_Exercise data:_
= = = = = = =

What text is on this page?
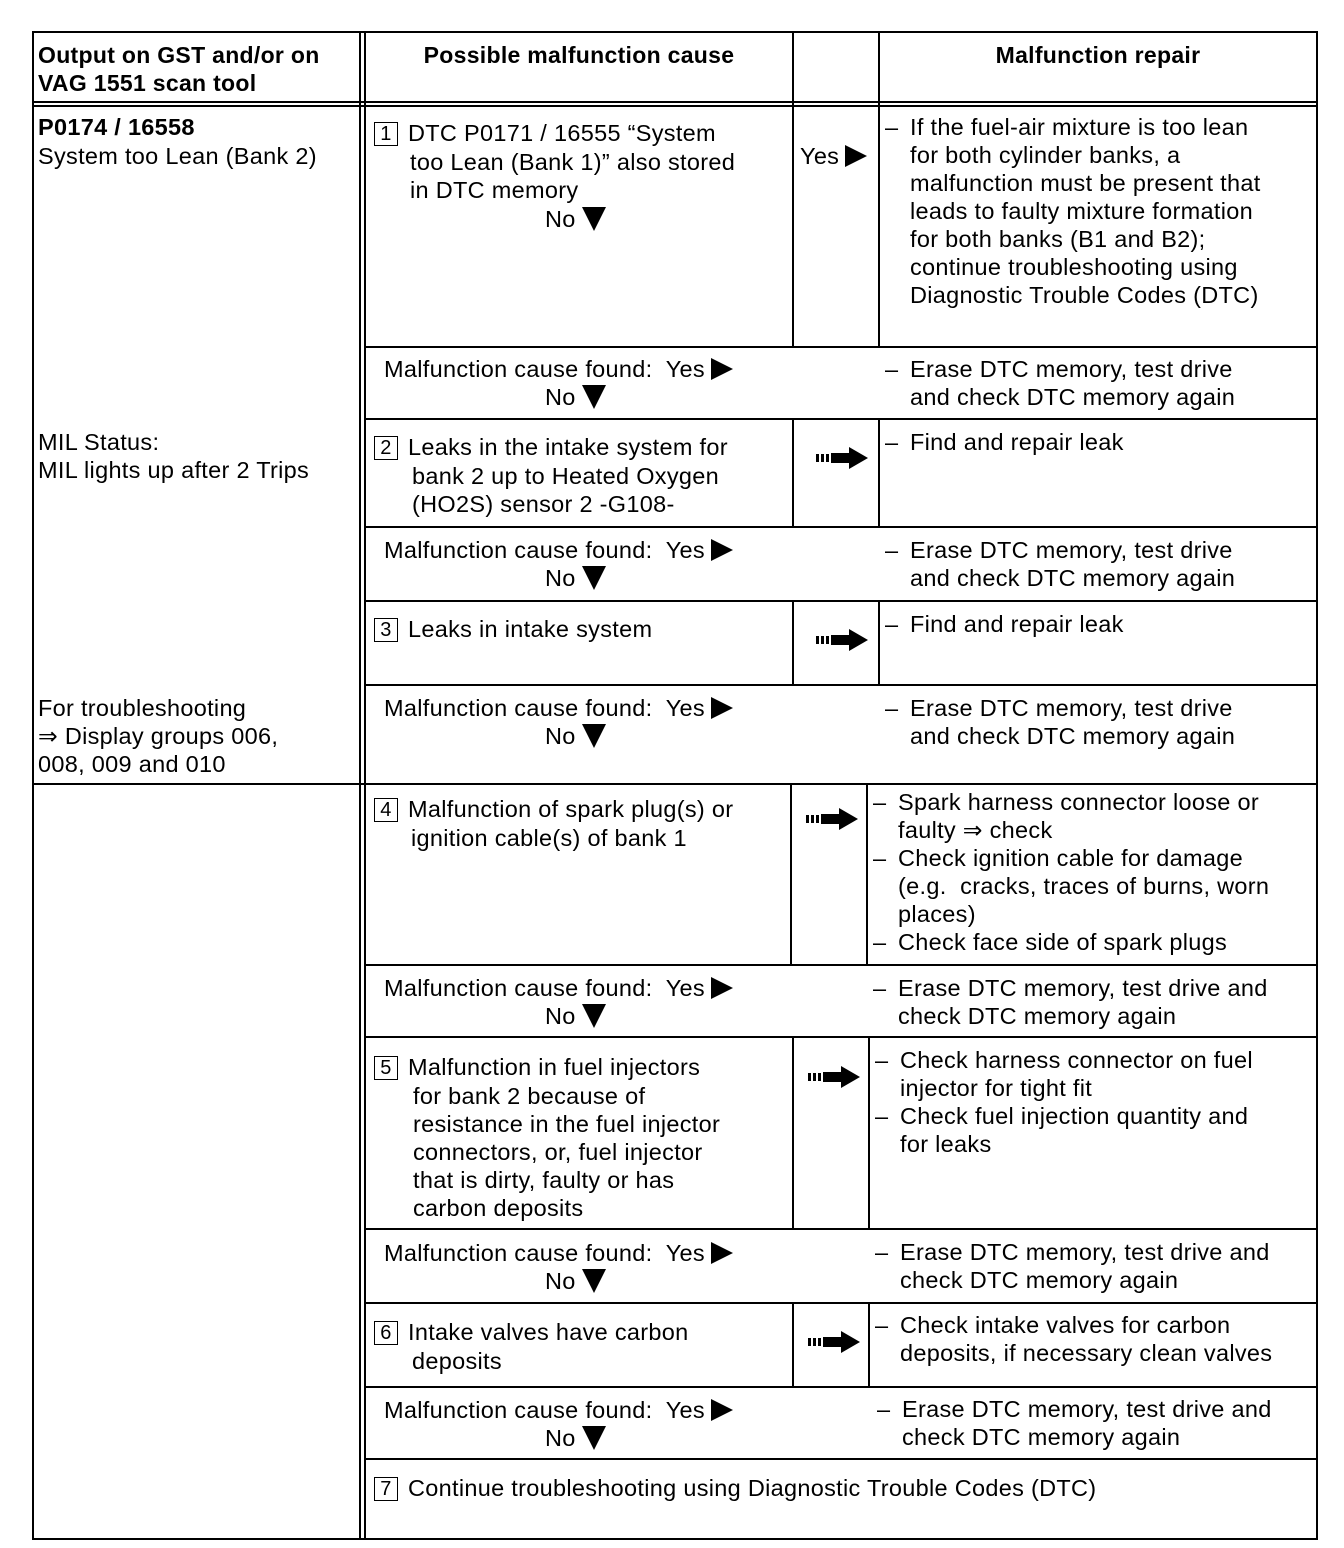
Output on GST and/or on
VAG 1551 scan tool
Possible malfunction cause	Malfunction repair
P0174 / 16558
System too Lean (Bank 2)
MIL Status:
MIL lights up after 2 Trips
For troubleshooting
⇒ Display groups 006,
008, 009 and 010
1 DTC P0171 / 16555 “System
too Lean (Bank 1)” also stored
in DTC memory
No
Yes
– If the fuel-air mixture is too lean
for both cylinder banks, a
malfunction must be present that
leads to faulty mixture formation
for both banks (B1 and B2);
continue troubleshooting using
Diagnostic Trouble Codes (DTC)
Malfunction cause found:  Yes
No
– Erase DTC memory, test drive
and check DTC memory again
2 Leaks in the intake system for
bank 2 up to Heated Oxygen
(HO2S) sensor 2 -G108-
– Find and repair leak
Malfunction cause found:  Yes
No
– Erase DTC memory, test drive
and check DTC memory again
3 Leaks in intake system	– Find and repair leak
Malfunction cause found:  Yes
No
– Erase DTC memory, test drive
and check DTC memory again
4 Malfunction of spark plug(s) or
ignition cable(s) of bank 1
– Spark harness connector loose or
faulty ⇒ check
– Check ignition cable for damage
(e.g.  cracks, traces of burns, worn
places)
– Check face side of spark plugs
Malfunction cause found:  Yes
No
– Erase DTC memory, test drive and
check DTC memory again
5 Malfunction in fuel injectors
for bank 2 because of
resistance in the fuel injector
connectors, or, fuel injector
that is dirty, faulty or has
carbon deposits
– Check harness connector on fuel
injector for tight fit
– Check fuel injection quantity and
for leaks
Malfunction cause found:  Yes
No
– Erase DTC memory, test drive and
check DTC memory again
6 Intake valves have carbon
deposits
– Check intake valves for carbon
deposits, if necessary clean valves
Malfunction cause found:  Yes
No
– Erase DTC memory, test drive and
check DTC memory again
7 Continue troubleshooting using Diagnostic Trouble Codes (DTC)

= = = = = = =

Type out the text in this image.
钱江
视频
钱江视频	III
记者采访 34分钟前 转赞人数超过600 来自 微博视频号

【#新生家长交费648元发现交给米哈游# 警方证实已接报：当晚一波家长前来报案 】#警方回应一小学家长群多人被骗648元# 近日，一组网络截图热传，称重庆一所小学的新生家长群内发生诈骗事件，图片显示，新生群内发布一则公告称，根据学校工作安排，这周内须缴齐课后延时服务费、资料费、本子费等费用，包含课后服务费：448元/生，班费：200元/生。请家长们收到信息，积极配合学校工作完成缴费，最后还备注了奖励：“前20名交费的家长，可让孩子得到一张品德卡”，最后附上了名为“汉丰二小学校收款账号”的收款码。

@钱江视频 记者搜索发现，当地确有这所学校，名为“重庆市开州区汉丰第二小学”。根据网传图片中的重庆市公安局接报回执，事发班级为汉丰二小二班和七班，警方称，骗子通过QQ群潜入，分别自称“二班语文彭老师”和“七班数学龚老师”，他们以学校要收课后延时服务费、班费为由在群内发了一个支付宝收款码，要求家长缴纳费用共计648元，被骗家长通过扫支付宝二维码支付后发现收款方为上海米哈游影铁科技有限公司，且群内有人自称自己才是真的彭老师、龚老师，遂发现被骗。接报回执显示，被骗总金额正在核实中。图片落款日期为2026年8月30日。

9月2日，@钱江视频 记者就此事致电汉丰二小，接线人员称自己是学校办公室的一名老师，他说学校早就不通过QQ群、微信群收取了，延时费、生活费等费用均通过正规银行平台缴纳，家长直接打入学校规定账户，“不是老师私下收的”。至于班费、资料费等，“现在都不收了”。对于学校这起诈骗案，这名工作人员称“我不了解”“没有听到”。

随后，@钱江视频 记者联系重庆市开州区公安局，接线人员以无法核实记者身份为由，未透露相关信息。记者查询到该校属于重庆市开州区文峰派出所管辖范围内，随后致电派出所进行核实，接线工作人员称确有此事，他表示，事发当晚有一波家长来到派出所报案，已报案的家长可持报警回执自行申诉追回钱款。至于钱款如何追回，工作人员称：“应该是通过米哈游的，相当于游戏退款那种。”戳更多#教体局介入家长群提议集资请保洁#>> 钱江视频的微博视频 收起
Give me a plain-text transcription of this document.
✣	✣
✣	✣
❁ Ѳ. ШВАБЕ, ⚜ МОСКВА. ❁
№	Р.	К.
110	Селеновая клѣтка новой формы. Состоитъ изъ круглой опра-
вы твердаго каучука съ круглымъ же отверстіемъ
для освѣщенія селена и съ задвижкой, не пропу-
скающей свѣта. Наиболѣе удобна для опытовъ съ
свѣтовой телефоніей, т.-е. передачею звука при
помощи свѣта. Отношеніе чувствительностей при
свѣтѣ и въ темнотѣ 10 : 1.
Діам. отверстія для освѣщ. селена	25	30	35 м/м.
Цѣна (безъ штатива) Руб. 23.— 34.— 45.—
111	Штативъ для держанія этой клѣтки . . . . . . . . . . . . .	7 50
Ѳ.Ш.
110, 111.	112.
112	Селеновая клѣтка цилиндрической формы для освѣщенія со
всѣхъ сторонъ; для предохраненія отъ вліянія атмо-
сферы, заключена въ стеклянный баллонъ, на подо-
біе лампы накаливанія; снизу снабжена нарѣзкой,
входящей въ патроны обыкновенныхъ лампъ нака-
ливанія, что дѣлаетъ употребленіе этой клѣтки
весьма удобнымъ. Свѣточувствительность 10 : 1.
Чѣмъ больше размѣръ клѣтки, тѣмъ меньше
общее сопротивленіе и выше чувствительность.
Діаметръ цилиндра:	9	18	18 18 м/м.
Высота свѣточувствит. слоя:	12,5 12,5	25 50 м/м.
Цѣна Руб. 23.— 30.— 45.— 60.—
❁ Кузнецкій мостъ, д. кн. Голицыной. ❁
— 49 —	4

= = = = = = =

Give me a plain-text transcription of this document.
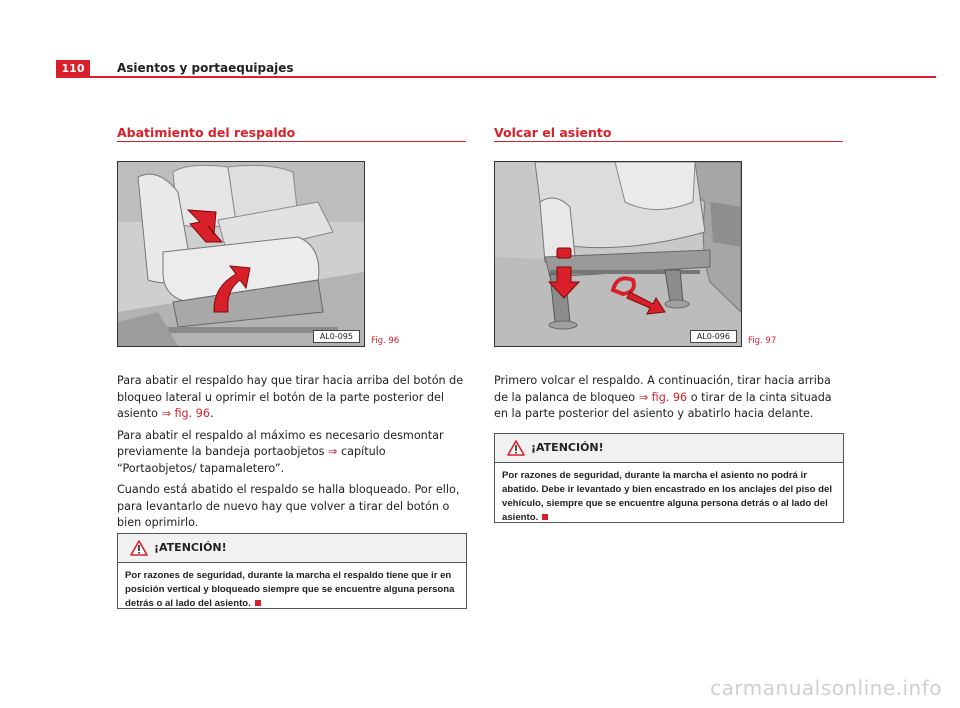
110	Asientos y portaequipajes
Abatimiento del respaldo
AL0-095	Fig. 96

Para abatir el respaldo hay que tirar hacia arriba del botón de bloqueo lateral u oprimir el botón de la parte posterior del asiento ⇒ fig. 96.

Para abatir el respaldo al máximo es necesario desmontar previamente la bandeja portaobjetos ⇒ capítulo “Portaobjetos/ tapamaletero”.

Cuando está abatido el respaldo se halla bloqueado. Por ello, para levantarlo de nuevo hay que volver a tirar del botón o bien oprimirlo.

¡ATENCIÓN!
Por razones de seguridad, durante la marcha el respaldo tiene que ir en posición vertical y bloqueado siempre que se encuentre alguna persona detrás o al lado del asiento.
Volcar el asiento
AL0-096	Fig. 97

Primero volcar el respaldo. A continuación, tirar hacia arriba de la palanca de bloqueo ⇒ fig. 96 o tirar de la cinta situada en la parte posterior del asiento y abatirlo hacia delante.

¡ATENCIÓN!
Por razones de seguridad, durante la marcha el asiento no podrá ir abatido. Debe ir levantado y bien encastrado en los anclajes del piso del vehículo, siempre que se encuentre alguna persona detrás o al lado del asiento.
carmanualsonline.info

= = = = = = =

_Set problem:_
Pick out the lines that include the word "detrás" and write them out.

_Answer to this task:_
Por razones de seguridad, durante la marcha el respaldo tiene que ir en posición vertical y bloqueado siempre que se encuentre alguna persona detrás o al lado del asiento.
Por razones de seguridad, durante la marcha el asiento no podrá ir abatido. Debe ir levantado y bien encastrado en los anclajes del piso del vehículo, siempre que se encuentre alguna persona detrás o al lado del asiento.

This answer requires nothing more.